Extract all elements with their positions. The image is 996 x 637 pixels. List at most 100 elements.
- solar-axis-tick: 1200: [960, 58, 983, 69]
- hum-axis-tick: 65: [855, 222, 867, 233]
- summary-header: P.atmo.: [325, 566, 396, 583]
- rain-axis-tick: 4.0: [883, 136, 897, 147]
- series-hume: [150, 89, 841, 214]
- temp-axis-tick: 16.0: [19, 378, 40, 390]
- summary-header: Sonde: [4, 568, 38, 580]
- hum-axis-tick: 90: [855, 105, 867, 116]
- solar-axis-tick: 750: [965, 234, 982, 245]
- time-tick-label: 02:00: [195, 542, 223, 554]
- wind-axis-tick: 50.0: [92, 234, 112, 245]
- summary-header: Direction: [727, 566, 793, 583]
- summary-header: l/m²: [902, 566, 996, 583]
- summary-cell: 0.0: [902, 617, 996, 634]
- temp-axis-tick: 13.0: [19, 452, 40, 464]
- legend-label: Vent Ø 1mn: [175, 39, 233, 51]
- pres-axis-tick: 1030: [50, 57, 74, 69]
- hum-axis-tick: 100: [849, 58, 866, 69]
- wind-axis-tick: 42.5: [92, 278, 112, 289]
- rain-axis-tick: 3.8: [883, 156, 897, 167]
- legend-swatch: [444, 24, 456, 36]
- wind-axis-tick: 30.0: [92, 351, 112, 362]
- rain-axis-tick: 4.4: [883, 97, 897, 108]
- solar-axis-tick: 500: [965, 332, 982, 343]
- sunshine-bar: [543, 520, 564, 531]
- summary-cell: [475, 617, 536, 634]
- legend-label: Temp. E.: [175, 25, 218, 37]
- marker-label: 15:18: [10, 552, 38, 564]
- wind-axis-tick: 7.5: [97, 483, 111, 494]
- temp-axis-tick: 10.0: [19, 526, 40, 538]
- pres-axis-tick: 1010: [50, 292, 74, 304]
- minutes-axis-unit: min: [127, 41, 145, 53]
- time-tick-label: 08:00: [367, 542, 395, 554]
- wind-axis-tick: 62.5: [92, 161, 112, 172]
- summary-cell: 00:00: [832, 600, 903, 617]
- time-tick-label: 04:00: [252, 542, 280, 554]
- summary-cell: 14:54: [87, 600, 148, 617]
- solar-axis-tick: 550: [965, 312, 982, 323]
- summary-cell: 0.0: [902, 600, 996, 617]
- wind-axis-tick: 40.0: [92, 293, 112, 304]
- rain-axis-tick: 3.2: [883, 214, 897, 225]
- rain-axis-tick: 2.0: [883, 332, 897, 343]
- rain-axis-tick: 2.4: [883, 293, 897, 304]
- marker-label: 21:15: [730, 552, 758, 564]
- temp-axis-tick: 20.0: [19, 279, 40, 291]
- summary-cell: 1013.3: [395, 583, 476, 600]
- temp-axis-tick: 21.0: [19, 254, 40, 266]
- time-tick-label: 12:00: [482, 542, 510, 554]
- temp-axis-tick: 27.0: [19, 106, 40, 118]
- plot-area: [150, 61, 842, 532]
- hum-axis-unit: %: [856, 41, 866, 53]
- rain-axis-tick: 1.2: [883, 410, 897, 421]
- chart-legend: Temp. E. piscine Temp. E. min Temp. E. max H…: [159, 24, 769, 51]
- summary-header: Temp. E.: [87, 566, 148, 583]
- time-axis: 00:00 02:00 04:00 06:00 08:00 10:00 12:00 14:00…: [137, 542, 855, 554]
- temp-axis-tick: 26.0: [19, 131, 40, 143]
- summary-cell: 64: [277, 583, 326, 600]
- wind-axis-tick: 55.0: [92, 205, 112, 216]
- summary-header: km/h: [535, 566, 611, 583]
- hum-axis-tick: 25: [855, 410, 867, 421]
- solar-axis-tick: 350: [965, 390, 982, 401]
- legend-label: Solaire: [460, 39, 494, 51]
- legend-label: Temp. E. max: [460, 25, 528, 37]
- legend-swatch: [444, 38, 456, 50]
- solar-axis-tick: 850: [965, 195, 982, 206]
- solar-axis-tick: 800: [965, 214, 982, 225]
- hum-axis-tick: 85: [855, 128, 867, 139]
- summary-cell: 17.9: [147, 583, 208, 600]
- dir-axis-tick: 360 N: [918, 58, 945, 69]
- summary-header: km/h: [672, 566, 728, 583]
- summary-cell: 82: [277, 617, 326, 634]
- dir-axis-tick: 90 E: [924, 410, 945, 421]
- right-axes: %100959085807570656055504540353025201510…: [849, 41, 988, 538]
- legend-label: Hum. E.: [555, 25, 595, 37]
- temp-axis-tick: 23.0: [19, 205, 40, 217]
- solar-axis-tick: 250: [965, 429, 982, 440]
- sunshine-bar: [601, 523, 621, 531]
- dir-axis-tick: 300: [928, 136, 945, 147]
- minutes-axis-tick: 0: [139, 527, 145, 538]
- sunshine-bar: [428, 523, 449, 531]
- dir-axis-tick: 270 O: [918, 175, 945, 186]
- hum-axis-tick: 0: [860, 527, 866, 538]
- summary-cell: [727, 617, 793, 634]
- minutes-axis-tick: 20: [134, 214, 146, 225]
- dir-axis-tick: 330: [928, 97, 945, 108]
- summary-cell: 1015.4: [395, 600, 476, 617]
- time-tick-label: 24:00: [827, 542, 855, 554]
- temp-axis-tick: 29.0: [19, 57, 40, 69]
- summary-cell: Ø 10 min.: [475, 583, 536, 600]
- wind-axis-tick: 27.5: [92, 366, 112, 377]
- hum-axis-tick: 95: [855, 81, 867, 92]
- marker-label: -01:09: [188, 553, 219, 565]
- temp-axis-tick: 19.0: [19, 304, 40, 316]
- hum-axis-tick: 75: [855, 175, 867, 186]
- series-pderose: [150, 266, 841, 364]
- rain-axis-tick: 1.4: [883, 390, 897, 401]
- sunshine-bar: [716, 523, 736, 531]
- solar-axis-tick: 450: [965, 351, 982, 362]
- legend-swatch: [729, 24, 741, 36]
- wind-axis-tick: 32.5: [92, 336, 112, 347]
---+---
SET TASK » Copy every line of the listing above, character for character and in the same order.

TASK SOLUTION »
Extract all elements with their positions. The image is 996 x 637 pixels. List at most 100 elements.
- solar-axis-tick: 1200: [960, 58, 983, 69]
- hum-axis-tick: 65: [855, 222, 867, 233]
- summary-header: P.atmo.: [325, 566, 396, 583]
- rain-axis-tick: 4.0: [883, 136, 897, 147]
- series-hume: [150, 89, 841, 214]
- temp-axis-tick: 16.0: [19, 378, 40, 390]
- summary-header: Sonde: [4, 568, 38, 580]
- hum-axis-tick: 90: [855, 105, 867, 116]
- solar-axis-tick: 750: [965, 234, 982, 245]
- time-tick-label: 02:00: [195, 542, 223, 554]
- wind-axis-tick: 50.0: [92, 234, 112, 245]
- summary-header: Direction: [727, 566, 793, 583]
- summary-header: l/m²: [902, 566, 996, 583]
- summary-cell: 0.0: [902, 617, 996, 634]
- temp-axis-tick: 13.0: [19, 452, 40, 464]
- legend-label: Vent Ø 1mn: [175, 39, 233, 51]
- pres-axis-tick: 1030: [50, 57, 74, 69]
- hum-axis-tick: 100: [849, 58, 866, 69]
- wind-axis-tick: 42.5: [92, 278, 112, 289]
- rain-axis-tick: 3.8: [883, 156, 897, 167]
- legend-swatch: [444, 24, 456, 36]
- wind-axis-tick: 30.0: [92, 351, 112, 362]
- rain-axis-tick: 4.4: [883, 97, 897, 108]
- solar-axis-tick: 500: [965, 332, 982, 343]
- sunshine-bar: [543, 520, 564, 531]
- summary-cell: [475, 617, 536, 634]
- legend-label: Temp. E.: [175, 25, 218, 37]
- marker-label: 15:18: [10, 552, 38, 564]
- wind-axis-tick: 7.5: [97, 483, 111, 494]
- temp-axis-tick: 10.0: [19, 526, 40, 538]
- pres-axis-tick: 1010: [50, 292, 74, 304]
- minutes-axis-unit: min: [127, 41, 145, 53]
- time-tick-label: 08:00: [367, 542, 395, 554]
- wind-axis-tick: 62.5: [92, 161, 112, 172]
- summary-cell: 00:00: [832, 600, 903, 617]
- time-tick-label: 04:00: [252, 542, 280, 554]
- summary-cell: 14:54: [87, 600, 148, 617]
- solar-axis-tick: 550: [965, 312, 982, 323]
- summary-cell: 0.0: [902, 600, 996, 617]
- wind-axis-tick: 40.0: [92, 293, 112, 304]
- rain-axis-tick: 3.2: [883, 214, 897, 225]
- rain-axis-tick: 2.0: [883, 332, 897, 343]
- rain-axis-tick: 2.4: [883, 293, 897, 304]
- marker-label: 21:15: [730, 552, 758, 564]
- temp-axis-tick: 20.0: [19, 279, 40, 291]
- summary-cell: 1013.3: [395, 583, 476, 600]
- temp-axis-tick: 21.0: [19, 254, 40, 266]
- time-tick-label: 12:00: [482, 542, 510, 554]
- temp-axis-tick: 27.0: [19, 106, 40, 118]
- plot-area: [150, 61, 842, 532]
- hum-axis-unit: %: [856, 41, 866, 53]
- rain-axis-tick: 1.2: [883, 410, 897, 421]
- chart-legend: Temp. E. piscine Temp. E. min Temp. E. max H…: [159, 24, 769, 51]
- summary-header: Temp. E.: [87, 566, 148, 583]
- time-axis: 00:00 02:00 04:00 06:00 08:00 10:00 12:00 14:00…: [137, 542, 855, 554]
- temp-axis-tick: 26.0: [19, 131, 40, 143]
- summary-cell: 64: [277, 583, 326, 600]
- wind-axis-tick: 55.0: [92, 205, 112, 216]
- summary-header: km/h: [535, 566, 611, 583]
- hum-axis-tick: 25: [855, 410, 867, 421]
- solar-axis-tick: 350: [965, 390, 982, 401]
- legend-label: Solaire: [460, 39, 494, 51]
- legend-label: Temp. E. max: [460, 25, 528, 37]
- legend-swatch: [444, 38, 456, 50]
- solar-axis-tick: 850: [965, 195, 982, 206]
- solar-axis-tick: 800: [965, 214, 982, 225]
- hum-axis-tick: 85: [855, 128, 867, 139]
- summary-cell: 17.9: [147, 583, 208, 600]
- dir-axis-tick: 360 N: [918, 58, 945, 69]
- summary-header: km/h: [672, 566, 728, 583]
- summary-cell: 82: [277, 617, 326, 634]
- dir-axis-tick: 90 E: [924, 410, 945, 421]
- right-axes: %100959085807570656055504540353025201510…: [849, 41, 988, 538]
- legend-label: Hum. E.: [555, 25, 595, 37]
- temp-axis-tick: 23.0: [19, 205, 40, 217]
- solar-axis-tick: 250: [965, 429, 982, 440]
- sunshine-bar: [601, 523, 621, 531]
- dir-axis-tick: 300: [928, 136, 945, 147]
- minutes-axis-tick: 0: [139, 527, 145, 538]
- sunshine-bar: [428, 523, 449, 531]
- dir-axis-tick: 270 O: [918, 175, 945, 186]
- hum-axis-tick: 0: [860, 527, 866, 538]
- summary-cell: [727, 617, 793, 634]
- minutes-axis-tick: 20: [134, 214, 146, 225]
- dir-axis-tick: 330: [928, 97, 945, 108]
- summary-cell: 1015.4: [395, 600, 476, 617]
- time-tick-label: 24:00: [827, 542, 855, 554]
- temp-axis-tick: 29.0: [19, 57, 40, 69]
- summary-cell: Ø 10 min.: [475, 583, 536, 600]
- wind-axis-tick: 27.5: [92, 366, 112, 377]
- hum-axis-tick: 95: [855, 81, 867, 92]
- marker-label: -01:09: [188, 553, 219, 565]
- temp-axis-tick: 19.0: [19, 304, 40, 316]
- hum-axis-tick: 75: [855, 175, 867, 186]
- series-pderose: [150, 266, 841, 364]
- rain-axis-tick: 1.4: [883, 390, 897, 401]
- sunshine-bar: [716, 523, 736, 531]
- solar-axis-tick: 450: [965, 351, 982, 362]
- legend-swatch: [729, 24, 741, 36]
- wind-axis-tick: 32.5: [92, 336, 112, 347]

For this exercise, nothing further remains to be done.